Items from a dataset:
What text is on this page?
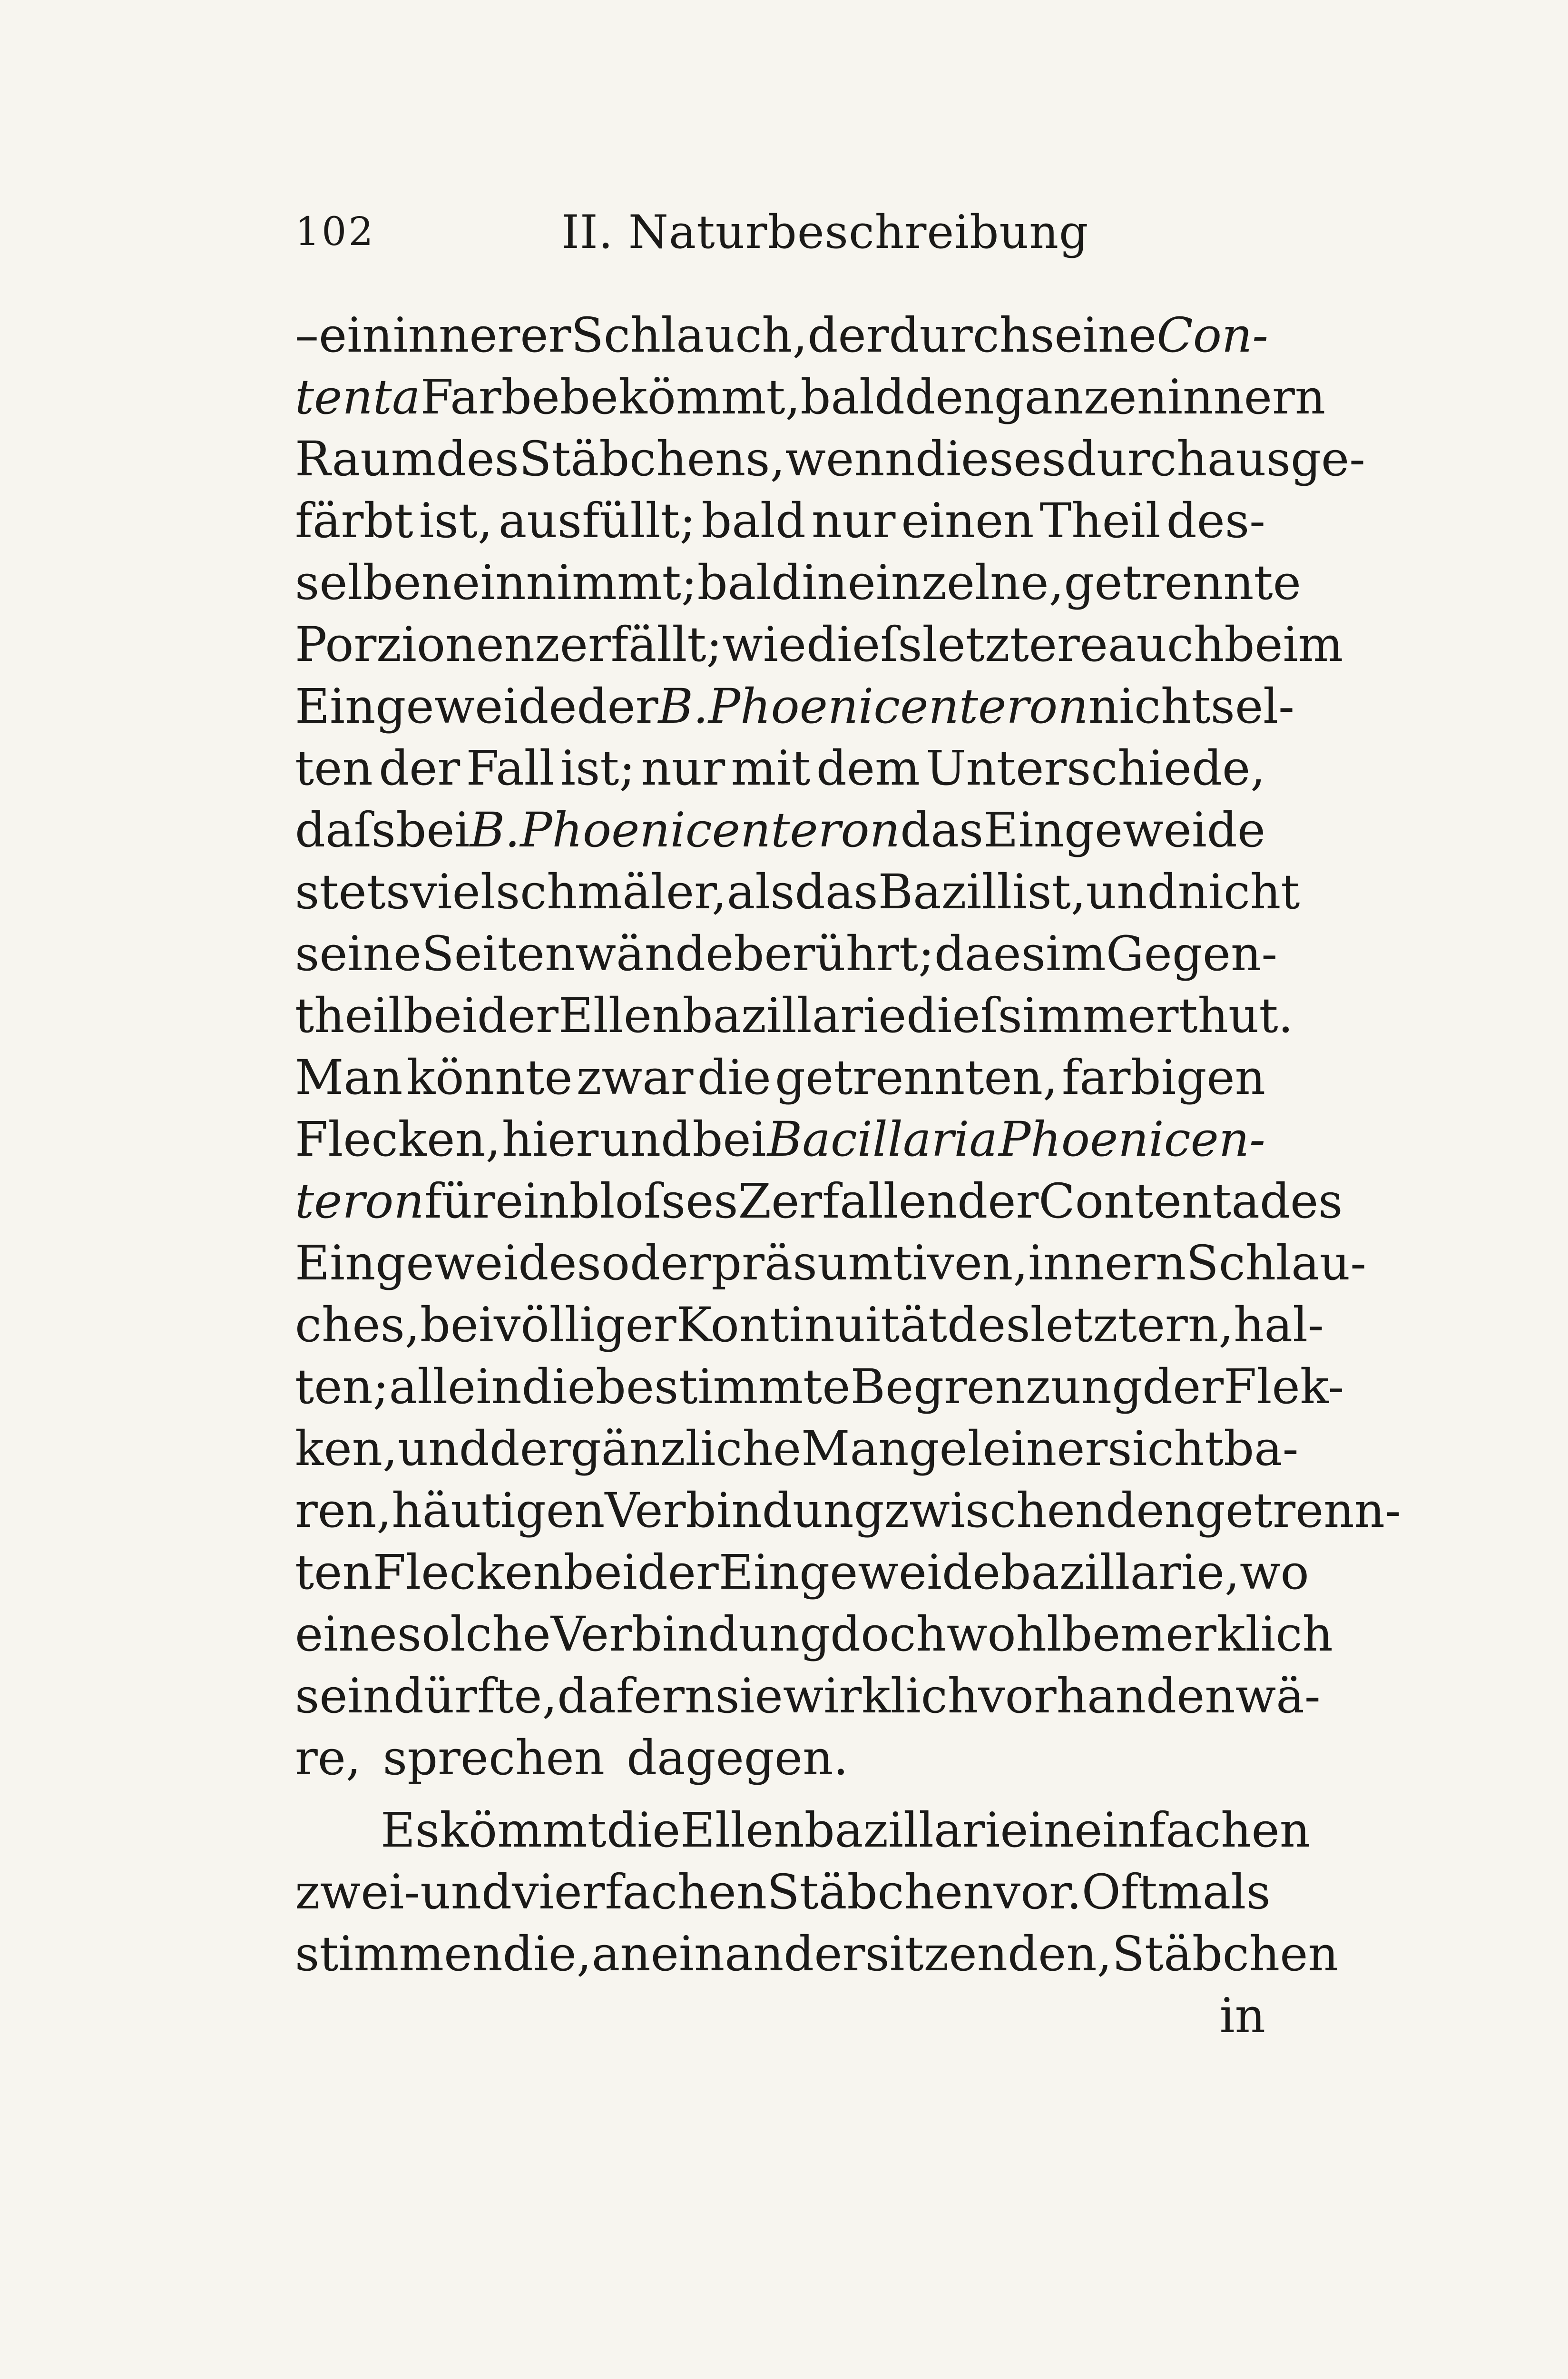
102	II. Naturbeschreibung
– ein innerer Schlauch, der durch seine Con-
tenta Farbe bekömmt, bald den ganzen innern
Raum des Stäbchens, wenn dieses durchaus ge-
färbt ist, ausfüllt; bald nur einen Theil des-
selben einnimmt; bald in einzelne, getrennte
Porzionen zerfällt; wie dieſs letztere auch beim
Eingeweide der B. Phoenicenteron nicht sel-
ten der Fall ist; nur mit dem Unterschiede,
daſs bei B. Phoenicenteron das Eingeweide
stets viel schmäler, als das Bazill ist, und nicht
seine Seitenwände berührt; da es im Gegen-
theil bei der Ellenbazillarie dieſs immer thut.
Man könnte zwar die getrennten, farbigen
Flecken, hier und bei Bacillaria Phoenicen-
teron für ein bloſses Zerfallen der Contenta des
Eingeweides oder präsumtiven, innern Schlau-
ches, bei völliger Kontinuität des letztern, hal-
ten; allein die bestimmte Begrenzung der Flek-
ken, und der gänzliche Mangel einer sichtba-
ren, häutigen Verbindung zwischen den getrenn-
ten Flecken bei der Eingeweidebazillarie, wo
eine solche Verbindung doch wohl bemerklich
sein dürfte, dafern sie wirklich vorhanden wä-
re, sprechen dagegen.
Es kömmt die Ellenbazillarie in einfachen
zwei- und vierfachen Stäbchen vor. Oftmals
stimmen die, an einander sitzenden, Stäbchen
in
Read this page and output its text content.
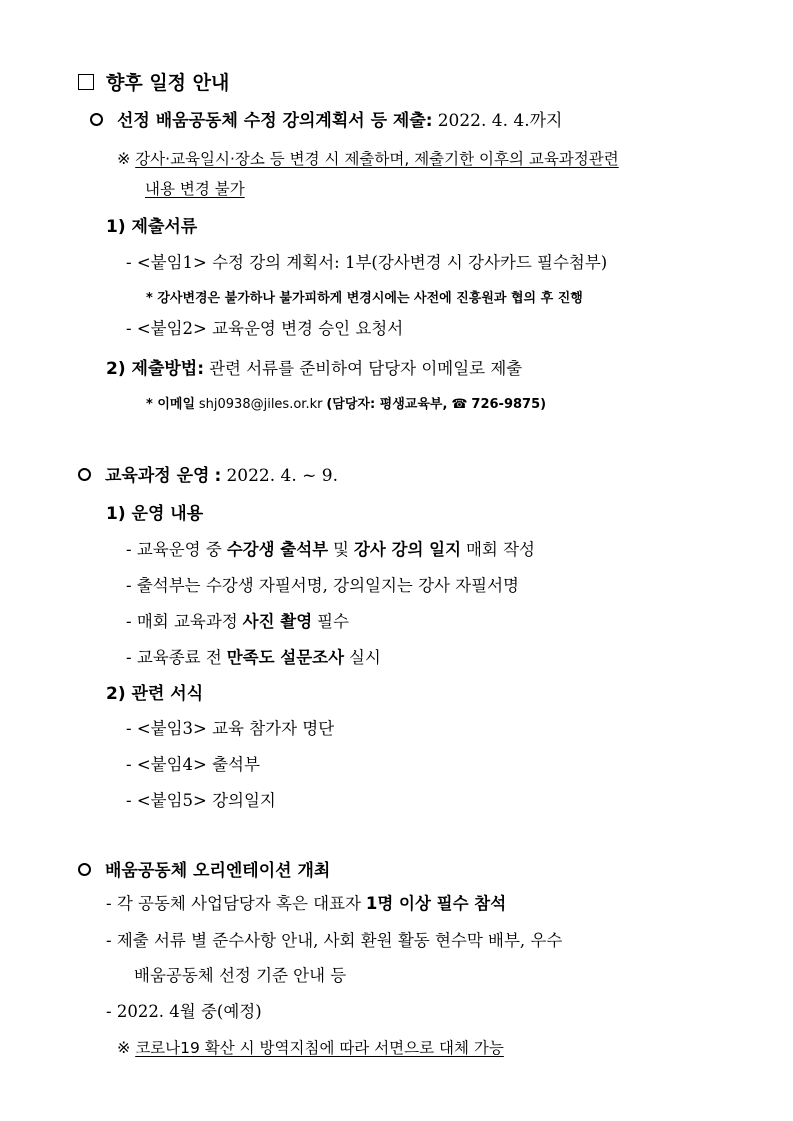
향후 일정 안내
선정 배움공동체 수정 강의계획서 등 제출: 2022. 4. 4.까지
※ 강사·교육일시·장소 등 변경 시 제출하며, 제출기한 이후의 교육과정관련
내용 변경 불가
1) 제출서류
- <붙임1> 수정 강의 계획서: 1부(강사변경 시 강사카드 필수첨부)
* 강사변경은 불가하나 불가피하게 변경시에는 사전에 진흥원과 협의 후 진행
- <붙임2> 교육운영 변경 승인 요청서
2) 제출방법: 관련 서류를 준비하여 담당자 이메일로 제출
* 이메일 shj0938@jiles.or.kr (담당자: 평생교육부, ☎ 726-9875)
교육과정 운영 : 2022. 4. ~ 9.
1) 운영 내용
- 교육운영 중 수강생 출석부 및 강사 강의 일지 매회 작성
- 출석부는 수강생 자필서명, 강의일지는 강사 자필서명
- 매회 교육과정 사진 촬영 필수
- 교육종료 전 만족도 설문조사 실시
2) 관련 서식
- <붙임3> 교육 참가자 명단
- <붙임4> 출석부
- <붙임5> 강의일지
배움공동체 오리엔테이션 개최
- 각 공동체 사업담당자 혹은 대표자 1명 이상 필수 참석
- 제출 서류 별 준수사항 안내, 사회 환원 활동 현수막 배부, 우수
배움공동체 선정 기준 안내 등
- 2022. 4월 중(예정)
※ 코로나19 확산 시 방역지침에 따라 서면으로 대체 가능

WHAT NEEDS TO BE DONE: Reproduce the whole listing exactly, but not the images in it.

FINISHED TASK:
What text is on this page?
102	II. Naturbeschreibung
– ein innerer Schlauch, der durch seine Con-
tenta Farbe bekömmt, bald den ganzen innern
Raum des Stäbchens, wenn dieses durchaus ge-
färbt ist, ausfüllt; bald nur einen Theil des-
selben einnimmt; bald in einzelne, getrennte
Porzionen zerfällt; wie dieſs letztere auch beim
Eingeweide der B. Phoenicenteron nicht sel-
ten der Fall ist; nur mit dem Unterschiede,
daſs bei B. Phoenicenteron das Eingeweide
stets viel schmäler, als das Bazill ist, und nicht
seine Seitenwände berührt; da es im Gegen-
theil bei der Ellenbazillarie dieſs immer thut.
Man könnte zwar die getrennten, farbigen
Flecken, hier und bei Bacillaria Phoenicen-
teron für ein bloſses Zerfallen der Contenta des
Eingeweides oder präsumtiven, innern Schlau-
ches, bei völliger Kontinuität des letztern, hal-
ten; allein die bestimmte Begrenzung der Flek-
ken, und der gänzliche Mangel einer sichtba-
ren, häutigen Verbindung zwischen den getrenn-
ten Flecken bei der Eingeweidebazillarie, wo
eine solche Verbindung doch wohl bemerklich
sein dürfte, dafern sie wirklich vorhanden wä-
re, sprechen dagegen.
Es kömmt die Ellenbazillarie in einfachen
zwei- und vierfachen Stäbchen vor. Oftmals
stimmen die, an einander sitzenden, Stäbchen
in
Read this page and output its text content.
향후 일정 안내
선정 배움공동체 수정 강의계획서 등 제출: 2022. 4. 4.까지
※ 강사·교육일시·장소 등 변경 시 제출하며, 제출기한 이후의 교육과정관련
내용 변경 불가
1) 제출서류
- <붙임1> 수정 강의 계획서: 1부(강사변경 시 강사카드 필수첨부)
* 강사변경은 불가하나 불가피하게 변경시에는 사전에 진흥원과 협의 후 진행
- <붙임2> 교육운영 변경 승인 요청서
2) 제출방법: 관련 서류를 준비하여 담당자 이메일로 제출
* 이메일 shj0938@jiles.or.kr (담당자: 평생교육부, ☎ 726-9875)
교육과정 운영 : 2022. 4. ~ 9.
1) 운영 내용
- 교육운영 중 수강생 출석부 및 강사 강의 일지 매회 작성
- 출석부는 수강생 자필서명, 강의일지는 강사 자필서명
- 매회 교육과정 사진 촬영 필수
- 교육종료 전 만족도 설문조사 실시
2) 관련 서식
- <붙임3> 교육 참가자 명단
- <붙임4> 출석부
- <붙임5> 강의일지
배움공동체 오리엔테이션 개최
- 각 공동체 사업담당자 혹은 대표자 1명 이상 필수 참석
- 제출 서류 별 준수사항 안내, 사회 환원 활동 현수막 배부, 우수
배움공동체 선정 기준 안내 등
- 2022. 4월 중(예정)
※ 코로나19 확산 시 방역지침에 따라 서면으로 대체 가능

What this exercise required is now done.